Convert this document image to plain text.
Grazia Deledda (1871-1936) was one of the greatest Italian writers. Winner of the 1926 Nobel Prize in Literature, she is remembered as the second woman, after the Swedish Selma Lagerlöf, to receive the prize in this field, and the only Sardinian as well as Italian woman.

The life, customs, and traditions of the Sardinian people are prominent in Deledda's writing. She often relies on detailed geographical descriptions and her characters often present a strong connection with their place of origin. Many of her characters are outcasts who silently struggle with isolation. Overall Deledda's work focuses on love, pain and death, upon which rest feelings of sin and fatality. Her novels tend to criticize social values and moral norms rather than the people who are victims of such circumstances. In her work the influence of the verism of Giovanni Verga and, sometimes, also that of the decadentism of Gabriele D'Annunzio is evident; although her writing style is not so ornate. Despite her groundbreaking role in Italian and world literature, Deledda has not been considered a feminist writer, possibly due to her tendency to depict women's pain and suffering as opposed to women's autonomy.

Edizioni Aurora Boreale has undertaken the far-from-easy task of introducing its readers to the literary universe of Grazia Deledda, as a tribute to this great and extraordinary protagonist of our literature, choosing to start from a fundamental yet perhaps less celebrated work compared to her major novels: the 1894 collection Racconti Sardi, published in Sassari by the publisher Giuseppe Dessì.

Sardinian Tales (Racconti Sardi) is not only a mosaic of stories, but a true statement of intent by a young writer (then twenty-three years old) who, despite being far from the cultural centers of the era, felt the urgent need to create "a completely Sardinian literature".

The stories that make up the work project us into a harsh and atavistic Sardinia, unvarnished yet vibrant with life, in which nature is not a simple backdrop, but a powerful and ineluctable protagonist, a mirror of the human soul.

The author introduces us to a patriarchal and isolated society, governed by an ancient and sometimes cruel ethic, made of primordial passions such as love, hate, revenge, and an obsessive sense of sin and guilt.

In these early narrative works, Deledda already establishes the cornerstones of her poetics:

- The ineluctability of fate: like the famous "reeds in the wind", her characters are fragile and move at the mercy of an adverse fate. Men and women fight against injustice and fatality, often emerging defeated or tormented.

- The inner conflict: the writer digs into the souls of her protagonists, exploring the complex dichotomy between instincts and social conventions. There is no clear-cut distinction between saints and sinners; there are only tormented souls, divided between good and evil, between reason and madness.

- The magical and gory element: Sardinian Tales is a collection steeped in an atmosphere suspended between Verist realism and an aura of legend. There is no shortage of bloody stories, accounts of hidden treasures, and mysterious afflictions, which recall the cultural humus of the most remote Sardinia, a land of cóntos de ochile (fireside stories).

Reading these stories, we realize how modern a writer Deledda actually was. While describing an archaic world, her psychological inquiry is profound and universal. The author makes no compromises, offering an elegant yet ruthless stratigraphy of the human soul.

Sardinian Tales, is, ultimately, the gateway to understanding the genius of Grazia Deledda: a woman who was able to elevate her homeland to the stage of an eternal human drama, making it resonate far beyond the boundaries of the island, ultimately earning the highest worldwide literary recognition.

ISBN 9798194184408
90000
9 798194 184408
━━━━━━
— Task instructions —
Look through the entries and find each line that has the string "such". Copy those lines.

— Reply —
The life, customs, and traditions of the Sardinian people are prominent in Deledda's writing. She often relies on detailed geographical descriptions and her characters often present a strong connection with their place of origin. Many of her characters are outcasts who silently struggle with isolation. Overall Deledda's work focuses on love, pain and death, upon which rest feelings of sin and fatality. Her novels tend to criticize social values and moral norms rather than the people who are victims of such circumstances. In her work the influence of the verism of Giovanni Verga and, sometimes, also that of the decadentism of Gabriele D'Annunzio is evident; although her writing style is not so ornate. Despite her groundbreaking role in Italian and world literature, Deledda has not been considered a feminist writer, possibly due to her tendency to depict women's pain and suffering as opposed to women's autonomy.
The author introduces us to a patriarchal and isolated society, governed by an ancient and sometimes cruel ethic, made of primordial passions such as love, hate, revenge, and an obsessive sense of sin and guilt.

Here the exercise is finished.